* [Aim of the task] Count how many lines include "text" and answer with that number only.

+++ Records provided

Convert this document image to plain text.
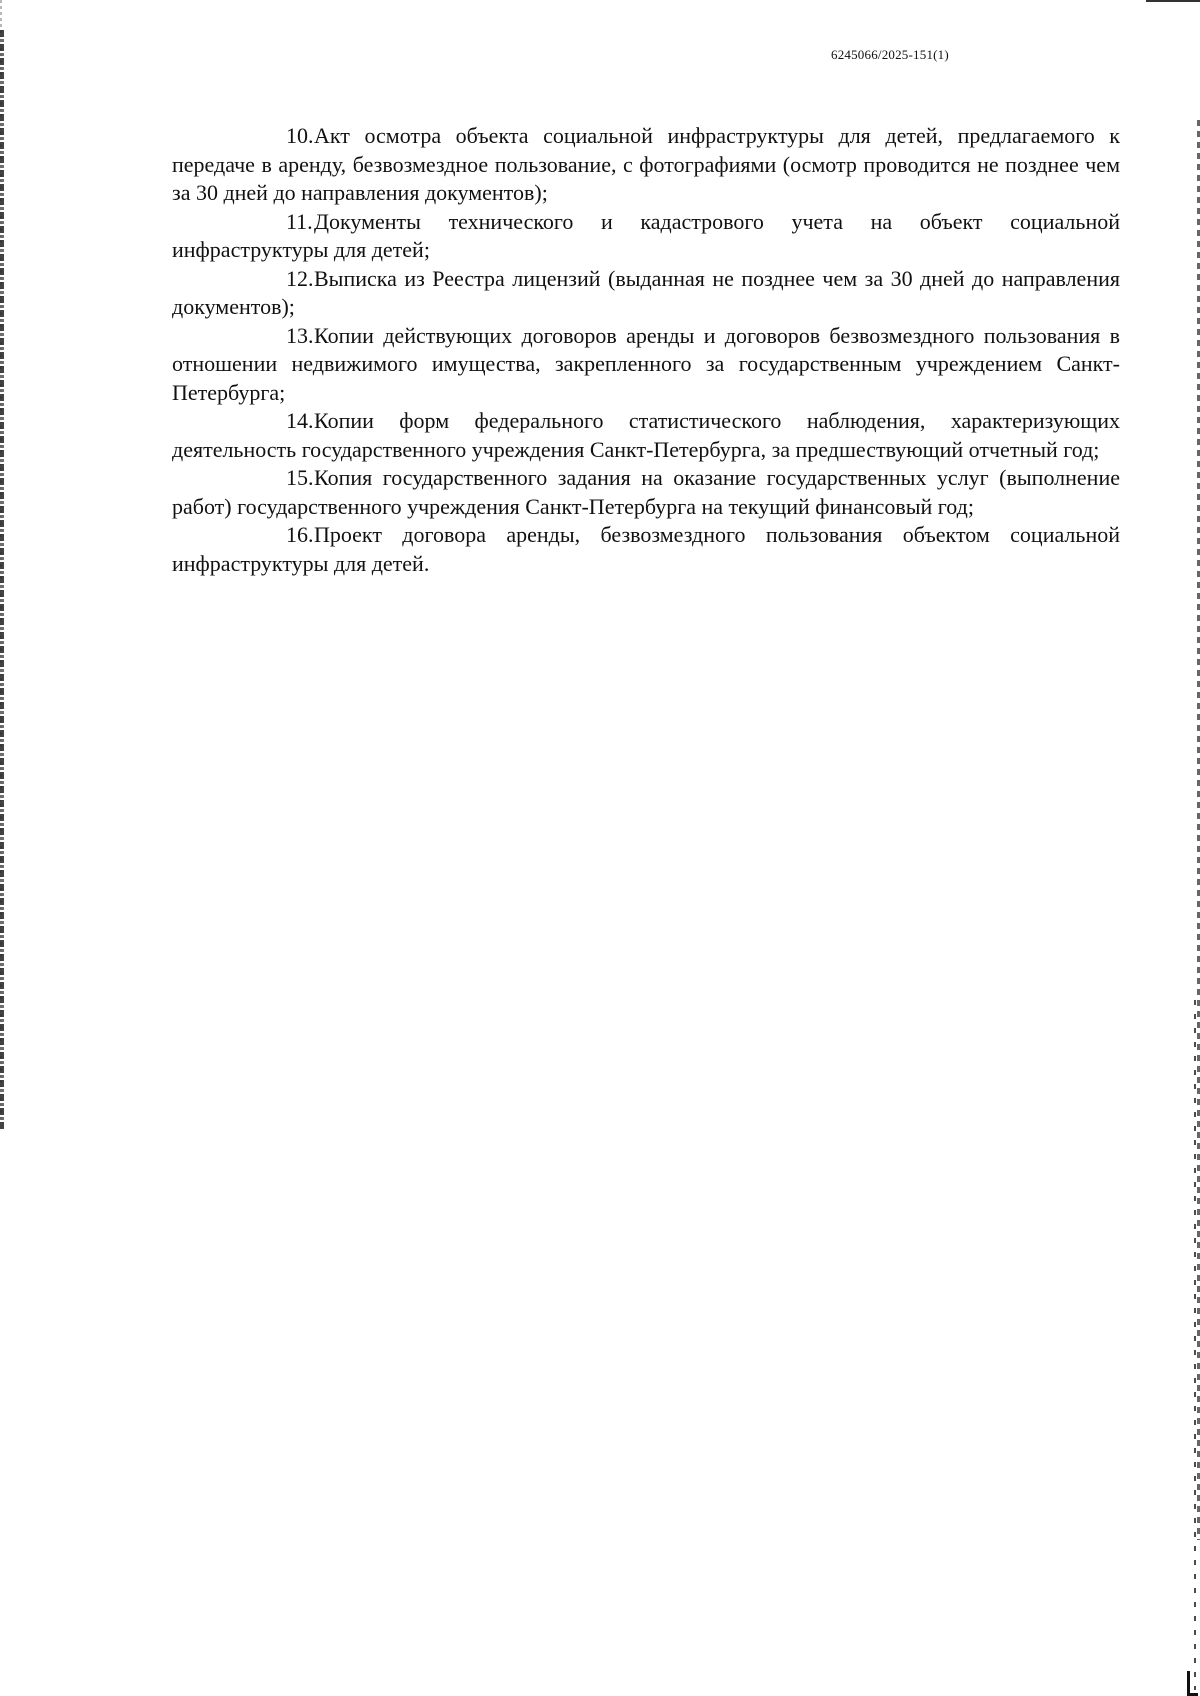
6245066/2025-151(1)

10.Акт осмотра объекта социальной инфраструктуры для детей, предлагаемого к передаче в аренду, безвозмездное пользование, с фотографиями (осмотр проводится не позднее чем за 30 дней до направления документов);

11.Документы технического и кадастрового учета на объект социальной инфраструктуры для детей;

12.Выписка из Реестра лицензий (выданная не позднее чем за 30 дней до направления документов);

13.Копии действующих договоров аренды и договоров безвозмездного пользования в отношении недвижимого имущества, закрепленного за государственным учреждением Санкт-Петербурга;

14.Копии форм федерального статистического наблюдения, характеризующих деятельность государственного учреждения Санкт-Петербурга, за предшествующий отчетный год;

15.Копия государственного задания на оказание государственных услуг (выполнение работ) государственного учреждения Санкт-Петербурга на текущий финансовый год;

16.Проект договора аренды, безвозмездного пользования объектом социальной инфраструктуры для детей.
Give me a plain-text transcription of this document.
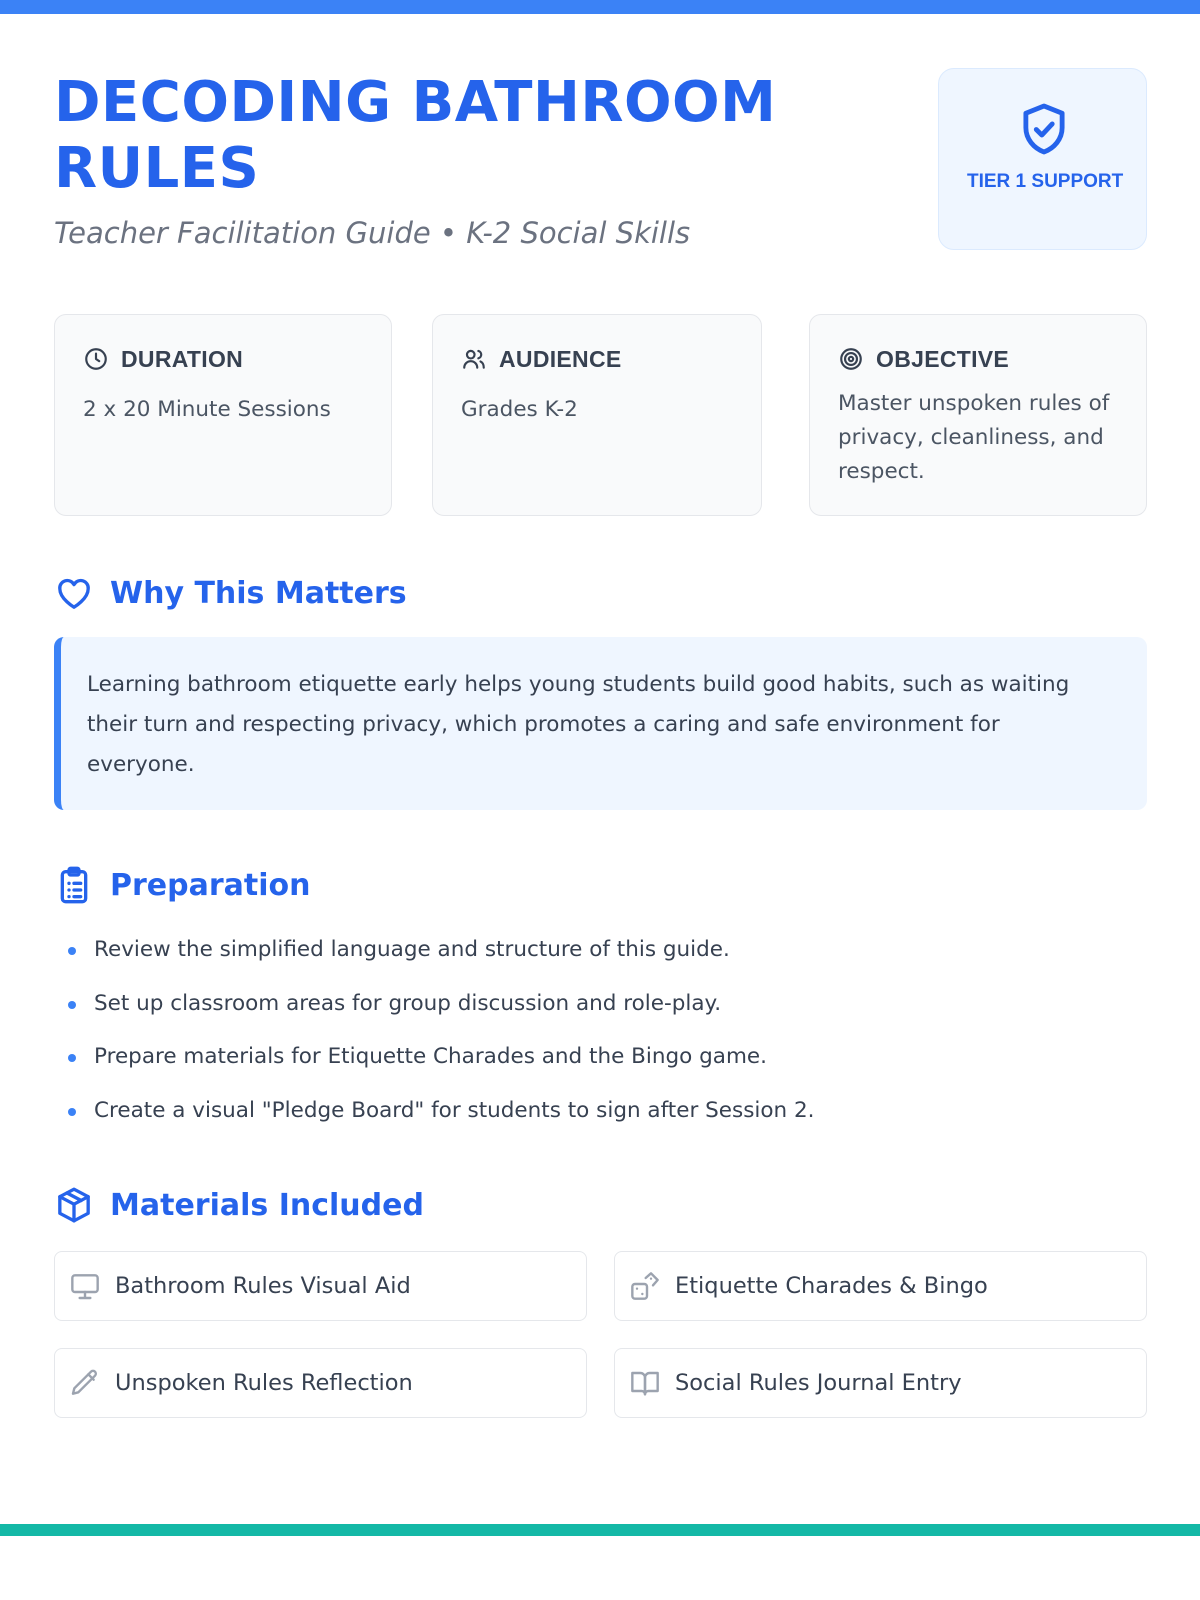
DECODING BATHROOM RULES
Teacher Facilitation Guide • K-2 Social Skills
TIER 1 SUPPORT
DURATION
2 x 20 Minute Sessions
AUDIENCE
Grades K-2
OBJECTIVE
Master unspoken rules of privacy, cleanliness, and respect.
Why This Matters

Learning bathroom etiquette early helps young students build good habits, such as waiting their turn and respecting privacy, which promotes a caring and safe environment for everyone.

Preparation
Review the simplified language and structure of this guide.
Set up classroom areas for group discussion and role-play.
Prepare materials for Etiquette Charades and the Bingo game.
Create a visual "Pledge Board" for students to sign after Session 2.
Materials Included
Bathroom Rules Visual Aid	Etiquette Charades & Bingo
Unspoken Rules Reflection	Social Rules Journal Entry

++++++

* [Task solution] 2